Rows from a figure dataset:
+ + + + +

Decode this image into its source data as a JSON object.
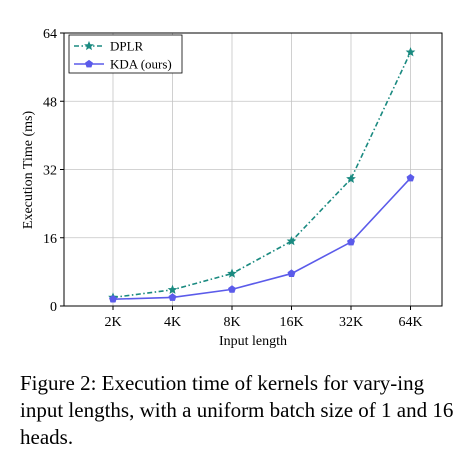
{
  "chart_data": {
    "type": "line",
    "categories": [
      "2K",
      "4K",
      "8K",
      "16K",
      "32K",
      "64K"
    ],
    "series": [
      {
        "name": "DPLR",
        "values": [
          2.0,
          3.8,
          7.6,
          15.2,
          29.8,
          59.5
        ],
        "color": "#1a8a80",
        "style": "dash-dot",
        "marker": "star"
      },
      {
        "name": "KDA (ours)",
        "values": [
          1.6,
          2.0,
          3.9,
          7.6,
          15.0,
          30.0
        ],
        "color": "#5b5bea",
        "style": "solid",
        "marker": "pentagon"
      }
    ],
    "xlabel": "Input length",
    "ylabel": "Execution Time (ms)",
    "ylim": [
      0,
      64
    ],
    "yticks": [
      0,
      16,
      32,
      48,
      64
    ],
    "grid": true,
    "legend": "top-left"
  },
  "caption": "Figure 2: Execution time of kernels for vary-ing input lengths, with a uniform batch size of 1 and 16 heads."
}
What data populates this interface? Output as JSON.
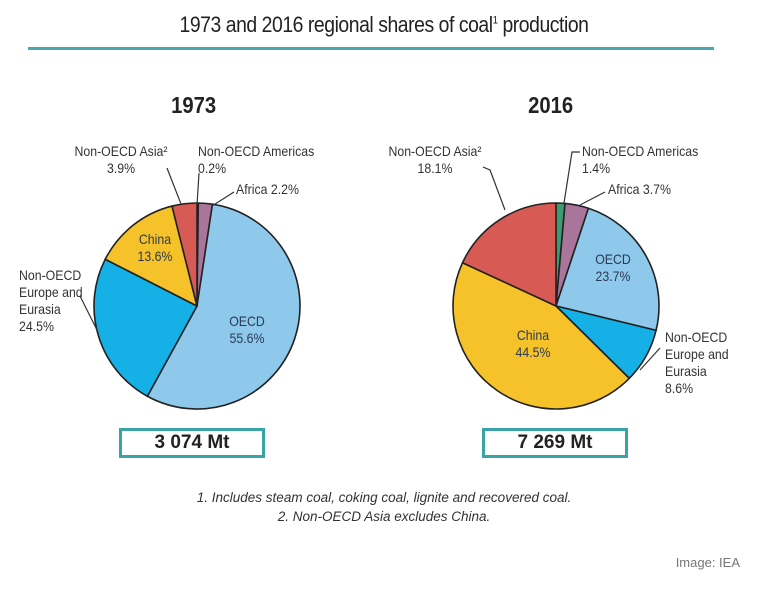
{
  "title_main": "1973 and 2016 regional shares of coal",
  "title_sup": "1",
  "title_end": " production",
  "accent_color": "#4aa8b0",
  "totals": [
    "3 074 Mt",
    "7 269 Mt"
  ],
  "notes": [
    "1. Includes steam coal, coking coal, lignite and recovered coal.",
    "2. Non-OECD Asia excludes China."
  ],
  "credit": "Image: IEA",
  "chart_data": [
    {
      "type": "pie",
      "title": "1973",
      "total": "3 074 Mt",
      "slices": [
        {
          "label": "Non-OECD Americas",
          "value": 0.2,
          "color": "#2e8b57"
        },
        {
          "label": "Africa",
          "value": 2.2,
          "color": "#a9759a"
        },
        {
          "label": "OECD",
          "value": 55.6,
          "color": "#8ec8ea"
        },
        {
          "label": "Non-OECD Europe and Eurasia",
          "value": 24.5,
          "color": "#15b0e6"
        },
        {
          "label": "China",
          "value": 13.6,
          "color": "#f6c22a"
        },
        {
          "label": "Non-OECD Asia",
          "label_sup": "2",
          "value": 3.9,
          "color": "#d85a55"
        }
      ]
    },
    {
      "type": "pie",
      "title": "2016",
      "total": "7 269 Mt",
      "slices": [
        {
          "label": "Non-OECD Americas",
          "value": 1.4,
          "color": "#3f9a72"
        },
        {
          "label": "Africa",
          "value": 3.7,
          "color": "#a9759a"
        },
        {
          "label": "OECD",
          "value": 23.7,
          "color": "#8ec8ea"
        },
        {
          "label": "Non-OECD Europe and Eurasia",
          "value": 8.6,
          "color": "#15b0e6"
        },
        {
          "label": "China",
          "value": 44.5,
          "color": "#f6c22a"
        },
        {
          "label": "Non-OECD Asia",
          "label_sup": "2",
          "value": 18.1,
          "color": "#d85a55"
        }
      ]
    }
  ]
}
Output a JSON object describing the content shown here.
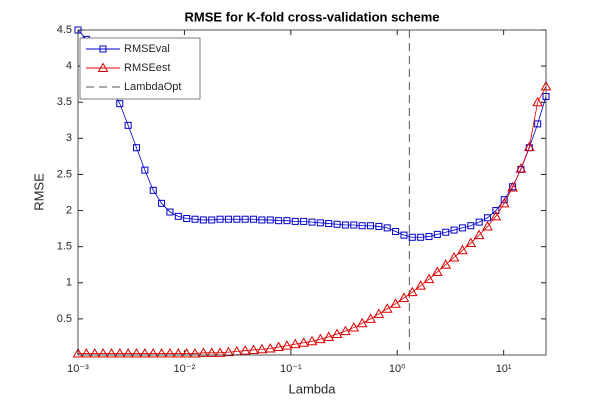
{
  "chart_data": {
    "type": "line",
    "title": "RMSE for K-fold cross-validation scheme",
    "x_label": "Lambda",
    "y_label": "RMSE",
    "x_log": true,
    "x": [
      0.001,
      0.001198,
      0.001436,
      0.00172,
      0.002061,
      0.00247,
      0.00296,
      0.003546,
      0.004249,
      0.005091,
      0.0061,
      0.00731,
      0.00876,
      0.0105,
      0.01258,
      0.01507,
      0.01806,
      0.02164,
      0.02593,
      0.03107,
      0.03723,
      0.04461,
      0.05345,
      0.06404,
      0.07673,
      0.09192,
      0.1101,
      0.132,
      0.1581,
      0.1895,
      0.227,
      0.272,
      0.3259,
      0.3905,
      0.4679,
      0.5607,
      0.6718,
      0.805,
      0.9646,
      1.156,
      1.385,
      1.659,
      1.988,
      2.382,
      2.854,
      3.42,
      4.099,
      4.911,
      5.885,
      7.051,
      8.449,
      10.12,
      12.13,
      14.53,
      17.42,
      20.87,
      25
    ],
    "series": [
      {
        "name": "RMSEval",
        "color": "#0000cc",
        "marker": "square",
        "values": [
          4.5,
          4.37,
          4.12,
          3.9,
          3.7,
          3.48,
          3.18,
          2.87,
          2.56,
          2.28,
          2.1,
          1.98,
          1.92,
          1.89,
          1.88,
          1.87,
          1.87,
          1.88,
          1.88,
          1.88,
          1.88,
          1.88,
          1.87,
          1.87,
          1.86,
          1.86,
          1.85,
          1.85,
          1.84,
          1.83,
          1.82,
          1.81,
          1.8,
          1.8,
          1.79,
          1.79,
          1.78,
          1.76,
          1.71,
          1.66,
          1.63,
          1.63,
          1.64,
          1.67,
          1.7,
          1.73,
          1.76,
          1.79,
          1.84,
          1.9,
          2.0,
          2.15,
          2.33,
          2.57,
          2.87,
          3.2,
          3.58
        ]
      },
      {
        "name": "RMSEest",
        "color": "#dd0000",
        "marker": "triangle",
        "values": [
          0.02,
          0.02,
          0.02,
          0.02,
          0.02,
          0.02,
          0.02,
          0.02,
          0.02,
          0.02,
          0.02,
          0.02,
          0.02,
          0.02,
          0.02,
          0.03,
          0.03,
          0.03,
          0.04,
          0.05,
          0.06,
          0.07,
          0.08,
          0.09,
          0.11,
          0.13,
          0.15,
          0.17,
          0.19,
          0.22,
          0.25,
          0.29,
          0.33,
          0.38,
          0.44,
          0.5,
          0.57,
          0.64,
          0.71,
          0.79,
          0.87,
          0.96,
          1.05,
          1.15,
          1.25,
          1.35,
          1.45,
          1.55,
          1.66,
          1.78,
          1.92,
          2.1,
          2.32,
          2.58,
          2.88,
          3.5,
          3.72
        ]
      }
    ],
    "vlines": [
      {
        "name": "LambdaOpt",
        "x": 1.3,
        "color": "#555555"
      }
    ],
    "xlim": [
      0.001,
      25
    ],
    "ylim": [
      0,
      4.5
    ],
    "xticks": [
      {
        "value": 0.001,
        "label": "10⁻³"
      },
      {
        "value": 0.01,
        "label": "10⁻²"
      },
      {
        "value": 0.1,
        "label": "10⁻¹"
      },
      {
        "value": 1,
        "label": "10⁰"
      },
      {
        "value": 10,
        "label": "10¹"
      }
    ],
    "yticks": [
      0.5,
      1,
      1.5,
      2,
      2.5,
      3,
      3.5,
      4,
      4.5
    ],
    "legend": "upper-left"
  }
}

+ + + + +

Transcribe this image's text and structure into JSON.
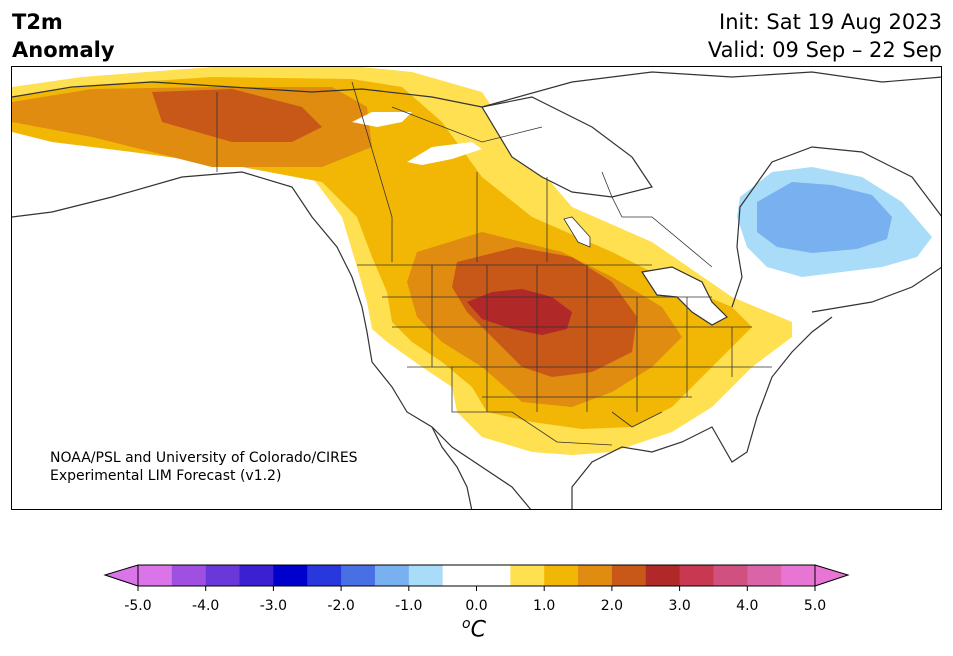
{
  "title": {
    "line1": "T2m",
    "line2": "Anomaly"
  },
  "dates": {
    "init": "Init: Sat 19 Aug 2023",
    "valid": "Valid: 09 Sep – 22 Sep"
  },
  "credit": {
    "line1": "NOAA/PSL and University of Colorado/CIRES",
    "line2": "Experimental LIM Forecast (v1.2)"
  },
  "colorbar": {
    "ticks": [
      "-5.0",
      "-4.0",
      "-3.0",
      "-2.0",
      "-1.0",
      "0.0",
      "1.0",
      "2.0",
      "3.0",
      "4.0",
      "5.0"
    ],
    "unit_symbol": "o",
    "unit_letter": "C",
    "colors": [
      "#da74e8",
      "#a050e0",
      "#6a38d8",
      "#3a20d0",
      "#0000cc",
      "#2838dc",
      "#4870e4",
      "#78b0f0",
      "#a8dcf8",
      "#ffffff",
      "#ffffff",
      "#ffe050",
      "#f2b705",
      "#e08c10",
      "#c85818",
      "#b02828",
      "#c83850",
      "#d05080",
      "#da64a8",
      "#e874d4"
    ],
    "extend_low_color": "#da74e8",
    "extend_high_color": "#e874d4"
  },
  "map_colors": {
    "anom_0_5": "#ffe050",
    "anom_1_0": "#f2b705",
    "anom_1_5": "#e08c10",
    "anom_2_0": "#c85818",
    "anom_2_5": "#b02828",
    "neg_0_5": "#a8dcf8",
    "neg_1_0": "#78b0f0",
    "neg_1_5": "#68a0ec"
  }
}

+ + + + +

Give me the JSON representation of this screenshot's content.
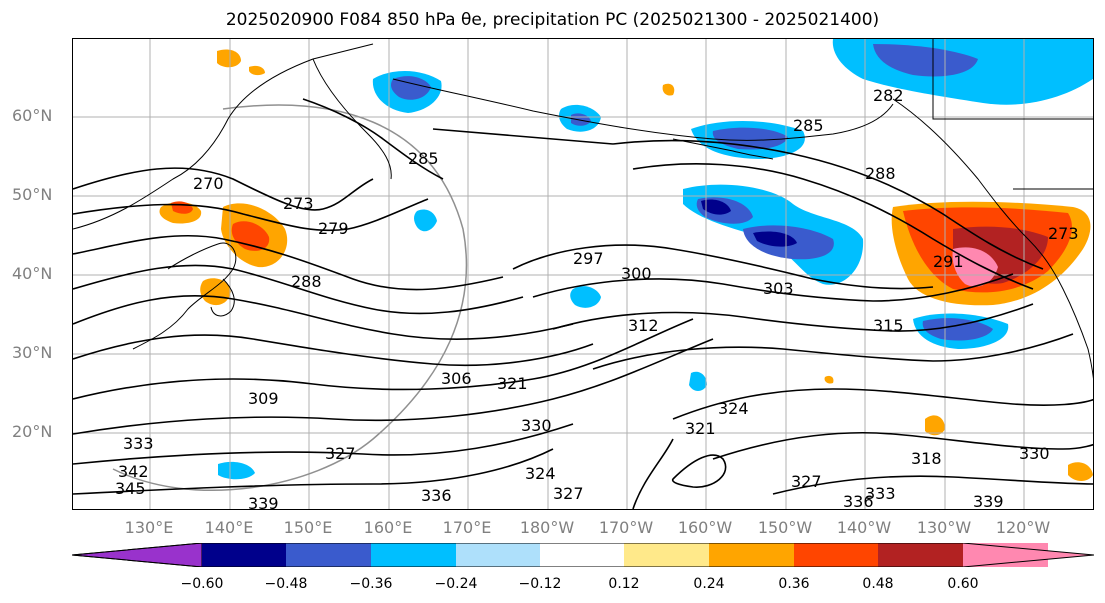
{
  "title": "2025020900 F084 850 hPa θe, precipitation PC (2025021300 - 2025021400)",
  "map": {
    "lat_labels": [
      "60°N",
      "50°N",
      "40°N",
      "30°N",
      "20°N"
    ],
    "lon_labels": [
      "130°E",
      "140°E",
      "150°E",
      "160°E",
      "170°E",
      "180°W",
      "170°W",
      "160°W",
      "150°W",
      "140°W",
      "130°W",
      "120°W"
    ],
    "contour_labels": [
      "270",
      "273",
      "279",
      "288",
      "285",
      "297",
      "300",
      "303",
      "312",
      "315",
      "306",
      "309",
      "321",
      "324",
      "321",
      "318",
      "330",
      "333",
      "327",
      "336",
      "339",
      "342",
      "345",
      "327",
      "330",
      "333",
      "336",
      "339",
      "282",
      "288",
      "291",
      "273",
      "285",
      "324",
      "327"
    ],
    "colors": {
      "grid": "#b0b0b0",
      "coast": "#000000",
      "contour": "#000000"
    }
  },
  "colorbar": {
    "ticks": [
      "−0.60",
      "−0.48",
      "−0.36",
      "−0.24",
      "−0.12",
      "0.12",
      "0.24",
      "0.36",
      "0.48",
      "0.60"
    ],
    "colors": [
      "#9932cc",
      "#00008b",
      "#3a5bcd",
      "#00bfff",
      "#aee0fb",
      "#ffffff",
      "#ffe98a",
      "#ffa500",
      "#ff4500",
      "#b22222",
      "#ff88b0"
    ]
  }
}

+ + + + +

Report the number of lines that include the string "this"; return nothing but the count.

4